RECORDS SUPPLIED:
— Start —

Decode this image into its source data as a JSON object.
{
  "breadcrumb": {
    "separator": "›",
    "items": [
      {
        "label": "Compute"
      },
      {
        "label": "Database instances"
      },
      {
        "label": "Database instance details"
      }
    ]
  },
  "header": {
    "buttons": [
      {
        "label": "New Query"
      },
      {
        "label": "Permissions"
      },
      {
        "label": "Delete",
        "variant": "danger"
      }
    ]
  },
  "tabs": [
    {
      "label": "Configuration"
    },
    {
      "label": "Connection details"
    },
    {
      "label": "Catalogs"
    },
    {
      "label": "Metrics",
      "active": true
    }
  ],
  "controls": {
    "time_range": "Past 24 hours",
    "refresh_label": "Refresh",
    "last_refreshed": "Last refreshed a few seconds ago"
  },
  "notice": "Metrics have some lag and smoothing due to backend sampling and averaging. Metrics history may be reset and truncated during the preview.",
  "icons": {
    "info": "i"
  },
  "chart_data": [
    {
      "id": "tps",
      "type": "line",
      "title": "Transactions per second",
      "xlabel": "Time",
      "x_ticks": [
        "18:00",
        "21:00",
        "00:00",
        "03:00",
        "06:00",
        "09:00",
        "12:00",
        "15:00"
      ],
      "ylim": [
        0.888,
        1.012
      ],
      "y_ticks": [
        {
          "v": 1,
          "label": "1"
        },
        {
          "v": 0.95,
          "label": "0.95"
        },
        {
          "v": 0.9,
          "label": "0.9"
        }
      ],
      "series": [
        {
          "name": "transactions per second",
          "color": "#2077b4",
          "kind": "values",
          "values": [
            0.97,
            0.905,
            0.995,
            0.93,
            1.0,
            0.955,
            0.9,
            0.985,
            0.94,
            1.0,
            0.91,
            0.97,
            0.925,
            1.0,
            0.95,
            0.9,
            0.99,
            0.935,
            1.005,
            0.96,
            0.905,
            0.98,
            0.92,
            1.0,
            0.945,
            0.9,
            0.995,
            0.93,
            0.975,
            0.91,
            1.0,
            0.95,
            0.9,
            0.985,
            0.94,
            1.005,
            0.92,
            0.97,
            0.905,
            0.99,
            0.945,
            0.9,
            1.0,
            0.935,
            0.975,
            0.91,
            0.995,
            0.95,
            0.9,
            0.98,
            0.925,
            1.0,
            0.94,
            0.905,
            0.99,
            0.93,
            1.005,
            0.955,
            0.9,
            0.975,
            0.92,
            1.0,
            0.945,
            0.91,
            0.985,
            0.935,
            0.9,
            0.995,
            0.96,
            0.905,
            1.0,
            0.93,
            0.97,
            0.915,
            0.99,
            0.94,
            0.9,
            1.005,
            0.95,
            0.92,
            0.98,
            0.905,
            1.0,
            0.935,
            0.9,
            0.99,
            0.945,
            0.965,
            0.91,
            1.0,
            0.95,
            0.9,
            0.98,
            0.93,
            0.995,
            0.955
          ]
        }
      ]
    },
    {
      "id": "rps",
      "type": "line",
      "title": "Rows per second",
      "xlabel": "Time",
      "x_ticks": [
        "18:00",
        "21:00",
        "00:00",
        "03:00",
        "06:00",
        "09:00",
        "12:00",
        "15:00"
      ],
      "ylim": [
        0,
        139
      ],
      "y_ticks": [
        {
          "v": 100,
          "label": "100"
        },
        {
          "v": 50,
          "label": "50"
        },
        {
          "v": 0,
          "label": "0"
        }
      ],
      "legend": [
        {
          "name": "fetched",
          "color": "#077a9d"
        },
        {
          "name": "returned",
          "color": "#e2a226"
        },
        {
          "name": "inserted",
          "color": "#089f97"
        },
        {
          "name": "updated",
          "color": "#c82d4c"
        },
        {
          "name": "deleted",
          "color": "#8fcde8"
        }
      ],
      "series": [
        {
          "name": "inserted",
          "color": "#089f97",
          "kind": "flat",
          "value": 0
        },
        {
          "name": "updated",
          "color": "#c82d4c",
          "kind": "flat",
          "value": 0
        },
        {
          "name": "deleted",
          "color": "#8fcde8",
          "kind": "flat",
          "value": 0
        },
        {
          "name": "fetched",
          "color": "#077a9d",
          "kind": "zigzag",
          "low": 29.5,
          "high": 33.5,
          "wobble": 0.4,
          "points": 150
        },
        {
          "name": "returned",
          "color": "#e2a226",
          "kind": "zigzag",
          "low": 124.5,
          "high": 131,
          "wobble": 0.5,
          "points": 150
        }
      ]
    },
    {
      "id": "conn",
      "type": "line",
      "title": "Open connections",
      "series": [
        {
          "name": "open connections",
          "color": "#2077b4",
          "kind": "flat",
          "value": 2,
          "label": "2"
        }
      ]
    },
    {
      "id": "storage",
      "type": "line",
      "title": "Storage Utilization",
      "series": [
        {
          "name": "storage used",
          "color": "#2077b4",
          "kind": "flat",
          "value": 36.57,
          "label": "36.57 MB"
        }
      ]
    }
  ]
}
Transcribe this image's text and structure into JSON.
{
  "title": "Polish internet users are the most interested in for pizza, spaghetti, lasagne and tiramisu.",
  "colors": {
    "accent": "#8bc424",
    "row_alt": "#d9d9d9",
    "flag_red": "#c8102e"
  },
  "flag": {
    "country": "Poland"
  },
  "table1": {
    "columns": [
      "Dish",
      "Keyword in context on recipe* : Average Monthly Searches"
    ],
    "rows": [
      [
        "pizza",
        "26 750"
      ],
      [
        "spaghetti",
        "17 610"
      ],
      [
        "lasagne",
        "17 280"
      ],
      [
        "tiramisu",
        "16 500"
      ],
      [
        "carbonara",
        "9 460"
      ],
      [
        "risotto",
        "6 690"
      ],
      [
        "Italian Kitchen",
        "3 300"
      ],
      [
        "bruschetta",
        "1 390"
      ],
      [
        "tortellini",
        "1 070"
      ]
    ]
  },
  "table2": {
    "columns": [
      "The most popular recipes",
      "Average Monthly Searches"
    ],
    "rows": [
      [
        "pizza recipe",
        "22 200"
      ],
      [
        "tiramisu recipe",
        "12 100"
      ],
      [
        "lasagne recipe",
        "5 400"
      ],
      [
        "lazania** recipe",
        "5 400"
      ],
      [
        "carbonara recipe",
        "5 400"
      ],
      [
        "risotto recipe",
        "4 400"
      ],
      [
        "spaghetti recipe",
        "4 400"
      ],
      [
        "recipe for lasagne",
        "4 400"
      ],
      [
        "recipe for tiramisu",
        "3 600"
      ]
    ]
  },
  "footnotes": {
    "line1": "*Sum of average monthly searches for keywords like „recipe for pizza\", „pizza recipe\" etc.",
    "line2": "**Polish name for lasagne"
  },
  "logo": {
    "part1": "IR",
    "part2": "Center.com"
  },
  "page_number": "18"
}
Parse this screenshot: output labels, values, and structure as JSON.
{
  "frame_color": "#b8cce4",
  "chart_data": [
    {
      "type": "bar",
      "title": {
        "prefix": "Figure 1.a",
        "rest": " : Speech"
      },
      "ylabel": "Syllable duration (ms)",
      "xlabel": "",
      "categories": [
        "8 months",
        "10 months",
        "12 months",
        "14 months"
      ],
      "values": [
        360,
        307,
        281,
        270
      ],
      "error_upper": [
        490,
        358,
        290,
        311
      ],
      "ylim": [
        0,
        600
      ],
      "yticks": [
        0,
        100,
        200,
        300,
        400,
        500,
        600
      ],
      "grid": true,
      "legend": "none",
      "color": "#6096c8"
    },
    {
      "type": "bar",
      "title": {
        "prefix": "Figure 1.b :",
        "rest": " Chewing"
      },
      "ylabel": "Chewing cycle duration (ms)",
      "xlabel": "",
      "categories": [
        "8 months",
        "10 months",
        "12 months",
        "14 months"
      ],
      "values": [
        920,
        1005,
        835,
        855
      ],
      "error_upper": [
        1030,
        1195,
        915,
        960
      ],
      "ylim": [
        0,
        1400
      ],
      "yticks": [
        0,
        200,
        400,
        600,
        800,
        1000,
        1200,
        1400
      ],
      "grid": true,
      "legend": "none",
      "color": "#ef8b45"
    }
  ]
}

— End —

EXERCISE TASK: What is the number of lines in the data holding the word "duration"? Reply with that number only.

SOLUTION TO THIS PROBLEM: 2